## BEGIN RECORDS SUPPLIED

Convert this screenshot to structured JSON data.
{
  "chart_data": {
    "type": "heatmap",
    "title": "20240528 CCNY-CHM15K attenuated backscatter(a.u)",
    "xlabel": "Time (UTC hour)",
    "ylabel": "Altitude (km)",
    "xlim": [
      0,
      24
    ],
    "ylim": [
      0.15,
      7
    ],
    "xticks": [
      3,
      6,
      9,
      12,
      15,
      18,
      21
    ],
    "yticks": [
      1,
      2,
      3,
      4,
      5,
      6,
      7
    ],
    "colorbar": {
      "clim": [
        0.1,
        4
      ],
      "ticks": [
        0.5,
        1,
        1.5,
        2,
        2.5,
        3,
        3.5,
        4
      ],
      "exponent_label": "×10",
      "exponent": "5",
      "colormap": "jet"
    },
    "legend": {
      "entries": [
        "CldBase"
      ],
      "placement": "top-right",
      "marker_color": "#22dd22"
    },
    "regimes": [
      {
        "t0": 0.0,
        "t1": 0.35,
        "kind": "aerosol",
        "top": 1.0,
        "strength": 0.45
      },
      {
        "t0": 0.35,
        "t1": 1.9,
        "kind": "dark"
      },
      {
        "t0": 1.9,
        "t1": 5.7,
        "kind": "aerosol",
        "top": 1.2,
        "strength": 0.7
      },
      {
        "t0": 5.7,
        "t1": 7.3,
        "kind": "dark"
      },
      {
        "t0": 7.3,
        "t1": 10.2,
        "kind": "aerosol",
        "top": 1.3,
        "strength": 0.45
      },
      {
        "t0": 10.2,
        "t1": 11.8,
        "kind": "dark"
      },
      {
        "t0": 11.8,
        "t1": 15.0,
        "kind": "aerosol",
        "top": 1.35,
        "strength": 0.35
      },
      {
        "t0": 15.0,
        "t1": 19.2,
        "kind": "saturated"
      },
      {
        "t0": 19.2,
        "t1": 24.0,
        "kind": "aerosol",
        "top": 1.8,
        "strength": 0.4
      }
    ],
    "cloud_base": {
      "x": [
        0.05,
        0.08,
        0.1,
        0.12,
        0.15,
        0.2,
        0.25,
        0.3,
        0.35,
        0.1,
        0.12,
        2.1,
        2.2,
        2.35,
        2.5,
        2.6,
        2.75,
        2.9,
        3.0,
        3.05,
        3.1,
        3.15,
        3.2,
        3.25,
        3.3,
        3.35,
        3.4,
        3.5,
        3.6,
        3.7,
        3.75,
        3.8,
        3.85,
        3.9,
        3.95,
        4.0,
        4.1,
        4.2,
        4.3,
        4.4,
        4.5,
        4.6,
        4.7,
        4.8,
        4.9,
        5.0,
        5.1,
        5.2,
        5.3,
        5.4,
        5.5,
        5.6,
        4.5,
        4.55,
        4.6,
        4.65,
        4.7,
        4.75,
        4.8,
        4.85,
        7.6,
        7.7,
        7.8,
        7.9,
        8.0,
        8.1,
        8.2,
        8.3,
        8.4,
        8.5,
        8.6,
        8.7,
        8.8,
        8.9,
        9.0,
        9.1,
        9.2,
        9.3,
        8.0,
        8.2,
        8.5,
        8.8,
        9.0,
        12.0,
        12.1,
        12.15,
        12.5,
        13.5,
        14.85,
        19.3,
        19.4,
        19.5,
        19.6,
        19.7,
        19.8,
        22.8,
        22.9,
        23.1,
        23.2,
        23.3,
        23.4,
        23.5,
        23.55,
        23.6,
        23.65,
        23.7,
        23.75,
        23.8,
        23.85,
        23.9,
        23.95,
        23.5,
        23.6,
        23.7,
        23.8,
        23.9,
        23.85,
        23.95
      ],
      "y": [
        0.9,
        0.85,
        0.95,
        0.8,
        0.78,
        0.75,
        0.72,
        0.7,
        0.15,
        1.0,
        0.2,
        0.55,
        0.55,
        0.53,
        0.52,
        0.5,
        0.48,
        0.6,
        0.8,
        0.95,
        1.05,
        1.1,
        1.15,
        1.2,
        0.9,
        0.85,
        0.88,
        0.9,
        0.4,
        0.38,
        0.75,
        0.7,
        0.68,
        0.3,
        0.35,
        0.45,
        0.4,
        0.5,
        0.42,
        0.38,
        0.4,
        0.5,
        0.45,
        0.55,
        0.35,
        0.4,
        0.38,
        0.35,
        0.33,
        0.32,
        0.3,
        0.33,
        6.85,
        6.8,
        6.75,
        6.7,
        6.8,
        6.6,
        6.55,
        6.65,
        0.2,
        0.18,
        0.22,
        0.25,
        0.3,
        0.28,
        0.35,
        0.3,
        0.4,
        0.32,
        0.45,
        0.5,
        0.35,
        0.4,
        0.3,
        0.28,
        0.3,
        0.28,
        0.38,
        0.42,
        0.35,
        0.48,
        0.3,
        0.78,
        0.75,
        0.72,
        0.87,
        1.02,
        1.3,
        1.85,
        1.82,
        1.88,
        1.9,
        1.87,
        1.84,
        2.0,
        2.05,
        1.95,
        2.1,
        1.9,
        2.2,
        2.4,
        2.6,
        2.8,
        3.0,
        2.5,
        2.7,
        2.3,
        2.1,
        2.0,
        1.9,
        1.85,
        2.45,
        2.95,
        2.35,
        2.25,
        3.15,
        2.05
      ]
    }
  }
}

## END RECORDS SUPPLIED

TASK BRIEF
Please reproduce every line of the material word for word.

RESULT BELOW
Convert this screenshot to structured JSON data.
{
  "chart_data": {
    "type": "heatmap",
    "title": "20240528 CCNY-CHM15K attenuated backscatter(a.u)",
    "xlabel": "Time (UTC hour)",
    "ylabel": "Altitude (km)",
    "xlim": [
      0,
      24
    ],
    "ylim": [
      0.15,
      7
    ],
    "xticks": [
      3,
      6,
      9,
      12,
      15,
      18,
      21
    ],
    "yticks": [
      1,
      2,
      3,
      4,
      5,
      6,
      7
    ],
    "colorbar": {
      "clim": [
        0.1,
        4
      ],
      "ticks": [
        0.5,
        1,
        1.5,
        2,
        2.5,
        3,
        3.5,
        4
      ],
      "exponent_label": "×10",
      "exponent": "5",
      "colormap": "jet"
    },
    "legend": {
      "entries": [
        "CldBase"
      ],
      "placement": "top-right",
      "marker_color": "#22dd22"
    },
    "regimes": [
      {
        "t0": 0.0,
        "t1": 0.35,
        "kind": "aerosol",
        "top": 1.0,
        "strength": 0.45
      },
      {
        "t0": 0.35,
        "t1": 1.9,
        "kind": "dark"
      },
      {
        "t0": 1.9,
        "t1": 5.7,
        "kind": "aerosol",
        "top": 1.2,
        "strength": 0.7
      },
      {
        "t0": 5.7,
        "t1": 7.3,
        "kind": "dark"
      },
      {
        "t0": 7.3,
        "t1": 10.2,
        "kind": "aerosol",
        "top": 1.3,
        "strength": 0.45
      },
      {
        "t0": 10.2,
        "t1": 11.8,
        "kind": "dark"
      },
      {
        "t0": 11.8,
        "t1": 15.0,
        "kind": "aerosol",
        "top": 1.35,
        "strength": 0.35
      },
      {
        "t0": 15.0,
        "t1": 19.2,
        "kind": "saturated"
      },
      {
        "t0": 19.2,
        "t1": 24.0,
        "kind": "aerosol",
        "top": 1.8,
        "strength": 0.4
      }
    ],
    "cloud_base": {
      "x": [
        0.05,
        0.08,
        0.1,
        0.12,
        0.15,
        0.2,
        0.25,
        0.3,
        0.35,
        0.1,
        0.12,
        2.1,
        2.2,
        2.35,
        2.5,
        2.6,
        2.75,
        2.9,
        3.0,
        3.05,
        3.1,
        3.15,
        3.2,
        3.25,
        3.3,
        3.35,
        3.4,
        3.5,
        3.6,
        3.7,
        3.75,
        3.8,
        3.85,
        3.9,
        3.95,
        4.0,
        4.1,
        4.2,
        4.3,
        4.4,
        4.5,
        4.6,
        4.7,
        4.8,
        4.9,
        5.0,
        5.1,
        5.2,
        5.3,
        5.4,
        5.5,
        5.6,
        4.5,
        4.55,
        4.6,
        4.65,
        4.7,
        4.75,
        4.8,
        4.85,
        7.6,
        7.7,
        7.8,
        7.9,
        8.0,
        8.1,
        8.2,
        8.3,
        8.4,
        8.5,
        8.6,
        8.7,
        8.8,
        8.9,
        9.0,
        9.1,
        9.2,
        9.3,
        8.0,
        8.2,
        8.5,
        8.8,
        9.0,
        12.0,
        12.1,
        12.15,
        12.5,
        13.5,
        14.85,
        19.3,
        19.4,
        19.5,
        19.6,
        19.7,
        19.8,
        22.8,
        22.9,
        23.1,
        23.2,
        23.3,
        23.4,
        23.5,
        23.55,
        23.6,
        23.65,
        23.7,
        23.75,
        23.8,
        23.85,
        23.9,
        23.95,
        23.5,
        23.6,
        23.7,
        23.8,
        23.9,
        23.85,
        23.95
      ],
      "y": [
        0.9,
        0.85,
        0.95,
        0.8,
        0.78,
        0.75,
        0.72,
        0.7,
        0.15,
        1.0,
        0.2,
        0.55,
        0.55,
        0.53,
        0.52,
        0.5,
        0.48,
        0.6,
        0.8,
        0.95,
        1.05,
        1.1,
        1.15,
        1.2,
        0.9,
        0.85,
        0.88,
        0.9,
        0.4,
        0.38,
        0.75,
        0.7,
        0.68,
        0.3,
        0.35,
        0.45,
        0.4,
        0.5,
        0.42,
        0.38,
        0.4,
        0.5,
        0.45,
        0.55,
        0.35,
        0.4,
        0.38,
        0.35,
        0.33,
        0.32,
        0.3,
        0.33,
        6.85,
        6.8,
        6.75,
        6.7,
        6.8,
        6.6,
        6.55,
        6.65,
        0.2,
        0.18,
        0.22,
        0.25,
        0.3,
        0.28,
        0.35,
        0.3,
        0.4,
        0.32,
        0.45,
        0.5,
        0.35,
        0.4,
        0.3,
        0.28,
        0.3,
        0.28,
        0.38,
        0.42,
        0.35,
        0.48,
        0.3,
        0.78,
        0.75,
        0.72,
        0.87,
        1.02,
        1.3,
        1.85,
        1.82,
        1.88,
        1.9,
        1.87,
        1.84,
        2.0,
        2.05,
        1.95,
        2.1,
        1.9,
        2.2,
        2.4,
        2.6,
        2.8,
        3.0,
        2.5,
        2.7,
        2.3,
        2.1,
        2.0,
        1.9,
        1.85,
        2.45,
        2.95,
        2.35,
        2.25,
        3.15,
        2.05
      ]
    }
  }
}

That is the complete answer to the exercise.